(Collection entries)
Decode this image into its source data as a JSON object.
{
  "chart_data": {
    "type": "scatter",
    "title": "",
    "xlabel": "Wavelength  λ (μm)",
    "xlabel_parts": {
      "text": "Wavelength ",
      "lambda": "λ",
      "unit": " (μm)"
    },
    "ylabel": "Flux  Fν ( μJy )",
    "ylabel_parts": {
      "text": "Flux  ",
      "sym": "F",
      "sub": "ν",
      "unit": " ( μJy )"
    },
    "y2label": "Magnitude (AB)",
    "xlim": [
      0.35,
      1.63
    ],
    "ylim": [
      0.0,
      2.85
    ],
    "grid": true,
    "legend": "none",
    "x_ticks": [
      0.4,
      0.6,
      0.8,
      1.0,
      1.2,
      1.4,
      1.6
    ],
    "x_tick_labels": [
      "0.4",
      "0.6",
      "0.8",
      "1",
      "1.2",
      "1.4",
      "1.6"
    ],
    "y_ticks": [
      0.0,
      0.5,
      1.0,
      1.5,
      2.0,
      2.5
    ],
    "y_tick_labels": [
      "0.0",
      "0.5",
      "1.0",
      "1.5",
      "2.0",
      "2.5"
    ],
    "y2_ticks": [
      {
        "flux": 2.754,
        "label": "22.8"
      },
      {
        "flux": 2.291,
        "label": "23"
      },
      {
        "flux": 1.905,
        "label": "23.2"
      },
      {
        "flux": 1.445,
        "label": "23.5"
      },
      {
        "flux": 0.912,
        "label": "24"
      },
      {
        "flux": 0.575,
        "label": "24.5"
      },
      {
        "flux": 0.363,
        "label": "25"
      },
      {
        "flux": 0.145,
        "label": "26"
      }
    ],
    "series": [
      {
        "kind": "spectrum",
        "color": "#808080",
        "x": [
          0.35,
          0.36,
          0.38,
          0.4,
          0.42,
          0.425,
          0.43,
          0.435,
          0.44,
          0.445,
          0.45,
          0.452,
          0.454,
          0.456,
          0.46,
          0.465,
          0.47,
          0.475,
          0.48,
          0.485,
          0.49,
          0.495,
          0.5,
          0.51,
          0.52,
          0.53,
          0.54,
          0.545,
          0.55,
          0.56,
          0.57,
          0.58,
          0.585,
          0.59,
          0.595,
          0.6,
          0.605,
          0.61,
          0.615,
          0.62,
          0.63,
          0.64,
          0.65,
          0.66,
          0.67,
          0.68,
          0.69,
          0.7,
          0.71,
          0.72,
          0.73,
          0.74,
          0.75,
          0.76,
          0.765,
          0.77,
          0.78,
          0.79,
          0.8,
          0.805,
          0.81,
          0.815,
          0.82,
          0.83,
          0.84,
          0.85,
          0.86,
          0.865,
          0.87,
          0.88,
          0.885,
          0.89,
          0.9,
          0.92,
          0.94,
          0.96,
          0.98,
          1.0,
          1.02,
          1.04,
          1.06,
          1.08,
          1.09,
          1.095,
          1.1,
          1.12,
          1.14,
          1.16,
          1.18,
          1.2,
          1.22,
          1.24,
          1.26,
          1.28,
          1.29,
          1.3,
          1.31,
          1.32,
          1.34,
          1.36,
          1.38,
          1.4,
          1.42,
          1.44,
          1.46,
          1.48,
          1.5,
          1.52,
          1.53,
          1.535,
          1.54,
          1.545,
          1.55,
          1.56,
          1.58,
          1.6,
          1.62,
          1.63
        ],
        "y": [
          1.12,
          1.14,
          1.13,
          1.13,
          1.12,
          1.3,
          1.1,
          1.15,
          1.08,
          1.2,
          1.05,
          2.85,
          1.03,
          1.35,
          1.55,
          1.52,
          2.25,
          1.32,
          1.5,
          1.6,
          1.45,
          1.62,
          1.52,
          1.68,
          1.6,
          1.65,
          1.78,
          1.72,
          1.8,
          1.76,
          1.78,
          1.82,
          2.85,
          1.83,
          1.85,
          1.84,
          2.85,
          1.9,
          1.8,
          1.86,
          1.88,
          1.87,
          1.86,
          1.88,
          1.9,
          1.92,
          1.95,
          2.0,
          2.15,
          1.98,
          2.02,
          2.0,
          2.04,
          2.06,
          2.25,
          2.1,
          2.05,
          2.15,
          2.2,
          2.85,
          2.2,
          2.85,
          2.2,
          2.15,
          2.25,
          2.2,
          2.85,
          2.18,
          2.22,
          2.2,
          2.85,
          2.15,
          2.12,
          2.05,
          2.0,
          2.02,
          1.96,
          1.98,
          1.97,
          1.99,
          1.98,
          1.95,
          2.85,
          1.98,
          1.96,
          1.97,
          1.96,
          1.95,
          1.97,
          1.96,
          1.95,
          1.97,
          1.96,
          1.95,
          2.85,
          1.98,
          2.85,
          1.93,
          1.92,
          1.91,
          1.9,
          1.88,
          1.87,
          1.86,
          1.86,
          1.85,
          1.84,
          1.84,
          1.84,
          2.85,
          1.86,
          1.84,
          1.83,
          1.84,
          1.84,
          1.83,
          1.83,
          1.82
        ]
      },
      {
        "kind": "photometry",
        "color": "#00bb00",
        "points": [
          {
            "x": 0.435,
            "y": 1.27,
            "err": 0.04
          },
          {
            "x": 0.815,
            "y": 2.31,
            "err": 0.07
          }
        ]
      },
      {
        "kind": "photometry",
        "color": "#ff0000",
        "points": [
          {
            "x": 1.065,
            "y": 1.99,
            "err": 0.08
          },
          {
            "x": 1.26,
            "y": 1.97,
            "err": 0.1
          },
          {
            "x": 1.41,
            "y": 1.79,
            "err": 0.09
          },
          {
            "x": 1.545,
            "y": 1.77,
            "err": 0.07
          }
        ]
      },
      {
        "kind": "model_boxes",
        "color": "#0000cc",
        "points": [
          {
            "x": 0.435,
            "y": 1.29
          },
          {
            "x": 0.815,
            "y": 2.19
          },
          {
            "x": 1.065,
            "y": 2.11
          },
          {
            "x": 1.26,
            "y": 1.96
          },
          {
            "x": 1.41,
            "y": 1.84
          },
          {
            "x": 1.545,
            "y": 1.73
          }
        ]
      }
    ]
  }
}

### EXERCISE PROMPT
Reproduce the entire listing word for word.

### RESULT OF THIS TASK
Decode this image into its source data as a JSON object.
{
  "chart_data": {
    "type": "scatter",
    "title": "",
    "xlabel": "Wavelength  λ (μm)",
    "xlabel_parts": {
      "text": "Wavelength ",
      "lambda": "λ",
      "unit": " (μm)"
    },
    "ylabel": "Flux  Fν ( μJy )",
    "ylabel_parts": {
      "text": "Flux  ",
      "sym": "F",
      "sub": "ν",
      "unit": " ( μJy )"
    },
    "y2label": "Magnitude (AB)",
    "xlim": [
      0.35,
      1.63
    ],
    "ylim": [
      0.0,
      2.85
    ],
    "grid": true,
    "legend": "none",
    "x_ticks": [
      0.4,
      0.6,
      0.8,
      1.0,
      1.2,
      1.4,
      1.6
    ],
    "x_tick_labels": [
      "0.4",
      "0.6",
      "0.8",
      "1",
      "1.2",
      "1.4",
      "1.6"
    ],
    "y_ticks": [
      0.0,
      0.5,
      1.0,
      1.5,
      2.0,
      2.5
    ],
    "y_tick_labels": [
      "0.0",
      "0.5",
      "1.0",
      "1.5",
      "2.0",
      "2.5"
    ],
    "y2_ticks": [
      {
        "flux": 2.754,
        "label": "22.8"
      },
      {
        "flux": 2.291,
        "label": "23"
      },
      {
        "flux": 1.905,
        "label": "23.2"
      },
      {
        "flux": 1.445,
        "label": "23.5"
      },
      {
        "flux": 0.912,
        "label": "24"
      },
      {
        "flux": 0.575,
        "label": "24.5"
      },
      {
        "flux": 0.363,
        "label": "25"
      },
      {
        "flux": 0.145,
        "label": "26"
      }
    ],
    "series": [
      {
        "kind": "spectrum",
        "color": "#808080",
        "x": [
          0.35,
          0.36,
          0.38,
          0.4,
          0.42,
          0.425,
          0.43,
          0.435,
          0.44,
          0.445,
          0.45,
          0.452,
          0.454,
          0.456,
          0.46,
          0.465,
          0.47,
          0.475,
          0.48,
          0.485,
          0.49,
          0.495,
          0.5,
          0.51,
          0.52,
          0.53,
          0.54,
          0.545,
          0.55,
          0.56,
          0.57,
          0.58,
          0.585,
          0.59,
          0.595,
          0.6,
          0.605,
          0.61,
          0.615,
          0.62,
          0.63,
          0.64,
          0.65,
          0.66,
          0.67,
          0.68,
          0.69,
          0.7,
          0.71,
          0.72,
          0.73,
          0.74,
          0.75,
          0.76,
          0.765,
          0.77,
          0.78,
          0.79,
          0.8,
          0.805,
          0.81,
          0.815,
          0.82,
          0.83,
          0.84,
          0.85,
          0.86,
          0.865,
          0.87,
          0.88,
          0.885,
          0.89,
          0.9,
          0.92,
          0.94,
          0.96,
          0.98,
          1.0,
          1.02,
          1.04,
          1.06,
          1.08,
          1.09,
          1.095,
          1.1,
          1.12,
          1.14,
          1.16,
          1.18,
          1.2,
          1.22,
          1.24,
          1.26,
          1.28,
          1.29,
          1.3,
          1.31,
          1.32,
          1.34,
          1.36,
          1.38,
          1.4,
          1.42,
          1.44,
          1.46,
          1.48,
          1.5,
          1.52,
          1.53,
          1.535,
          1.54,
          1.545,
          1.55,
          1.56,
          1.58,
          1.6,
          1.62,
          1.63
        ],
        "y": [
          1.12,
          1.14,
          1.13,
          1.13,
          1.12,
          1.3,
          1.1,
          1.15,
          1.08,
          1.2,
          1.05,
          2.85,
          1.03,
          1.35,
          1.55,
          1.52,
          2.25,
          1.32,
          1.5,
          1.6,
          1.45,
          1.62,
          1.52,
          1.68,
          1.6,
          1.65,
          1.78,
          1.72,
          1.8,
          1.76,
          1.78,
          1.82,
          2.85,
          1.83,
          1.85,
          1.84,
          2.85,
          1.9,
          1.8,
          1.86,
          1.88,
          1.87,
          1.86,
          1.88,
          1.9,
          1.92,
          1.95,
          2.0,
          2.15,
          1.98,
          2.02,
          2.0,
          2.04,
          2.06,
          2.25,
          2.1,
          2.05,
          2.15,
          2.2,
          2.85,
          2.2,
          2.85,
          2.2,
          2.15,
          2.25,
          2.2,
          2.85,
          2.18,
          2.22,
          2.2,
          2.85,
          2.15,
          2.12,
          2.05,
          2.0,
          2.02,
          1.96,
          1.98,
          1.97,
          1.99,
          1.98,
          1.95,
          2.85,
          1.98,
          1.96,
          1.97,
          1.96,
          1.95,
          1.97,
          1.96,
          1.95,
          1.97,
          1.96,
          1.95,
          2.85,
          1.98,
          2.85,
          1.93,
          1.92,
          1.91,
          1.9,
          1.88,
          1.87,
          1.86,
          1.86,
          1.85,
          1.84,
          1.84,
          1.84,
          2.85,
          1.86,
          1.84,
          1.83,
          1.84,
          1.84,
          1.83,
          1.83,
          1.82
        ]
      },
      {
        "kind": "photometry",
        "color": "#00bb00",
        "points": [
          {
            "x": 0.435,
            "y": 1.27,
            "err": 0.04
          },
          {
            "x": 0.815,
            "y": 2.31,
            "err": 0.07
          }
        ]
      },
      {
        "kind": "photometry",
        "color": "#ff0000",
        "points": [
          {
            "x": 1.065,
            "y": 1.99,
            "err": 0.08
          },
          {
            "x": 1.26,
            "y": 1.97,
            "err": 0.1
          },
          {
            "x": 1.41,
            "y": 1.79,
            "err": 0.09
          },
          {
            "x": 1.545,
            "y": 1.77,
            "err": 0.07
          }
        ]
      },
      {
        "kind": "model_boxes",
        "color": "#0000cc",
        "points": [
          {
            "x": 0.435,
            "y": 1.29
          },
          {
            "x": 0.815,
            "y": 2.19
          },
          {
            "x": 1.065,
            "y": 2.11
          },
          {
            "x": 1.26,
            "y": 1.96
          },
          {
            "x": 1.41,
            "y": 1.84
          },
          {
            "x": 1.545,
            "y": 1.73
          }
        ]
      }
    ]
  }
}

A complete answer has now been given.